## DIRECTIVE
From the entries that follow, gather each line holding the word "color".

## MATERIAL PROVIDED
^^^^^^^^
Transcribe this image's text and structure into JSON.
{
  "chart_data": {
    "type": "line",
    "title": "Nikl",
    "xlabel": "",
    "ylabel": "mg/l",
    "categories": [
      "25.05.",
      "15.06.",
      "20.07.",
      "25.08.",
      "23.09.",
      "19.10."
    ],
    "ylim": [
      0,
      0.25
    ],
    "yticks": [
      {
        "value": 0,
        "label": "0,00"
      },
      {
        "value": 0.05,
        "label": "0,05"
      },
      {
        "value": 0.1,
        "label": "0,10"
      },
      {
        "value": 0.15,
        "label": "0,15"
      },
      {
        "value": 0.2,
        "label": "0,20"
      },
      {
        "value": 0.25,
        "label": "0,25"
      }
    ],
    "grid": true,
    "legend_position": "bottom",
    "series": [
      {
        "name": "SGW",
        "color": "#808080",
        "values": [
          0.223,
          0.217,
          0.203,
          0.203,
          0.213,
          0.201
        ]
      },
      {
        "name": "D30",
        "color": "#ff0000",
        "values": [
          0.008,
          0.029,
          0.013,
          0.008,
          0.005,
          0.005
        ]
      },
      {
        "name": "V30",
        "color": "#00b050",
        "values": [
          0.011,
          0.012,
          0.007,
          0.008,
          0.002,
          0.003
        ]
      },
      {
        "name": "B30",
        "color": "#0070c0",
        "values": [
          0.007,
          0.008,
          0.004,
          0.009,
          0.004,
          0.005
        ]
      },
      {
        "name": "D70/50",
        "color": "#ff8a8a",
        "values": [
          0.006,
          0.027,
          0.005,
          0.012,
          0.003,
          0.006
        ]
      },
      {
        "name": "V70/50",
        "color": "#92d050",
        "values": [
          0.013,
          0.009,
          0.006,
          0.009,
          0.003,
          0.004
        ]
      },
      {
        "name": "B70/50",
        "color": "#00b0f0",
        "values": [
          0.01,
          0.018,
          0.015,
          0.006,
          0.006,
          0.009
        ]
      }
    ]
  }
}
^^^^^^^^
## CORRECT ANSWER
        "color": "#808080",
        "color": "#ff0000",
        "color": "#00b050",
        "color": "#0070c0",
        "color": "#ff8a8a",
        "color": "#92d050",
        "color": "#00b0f0",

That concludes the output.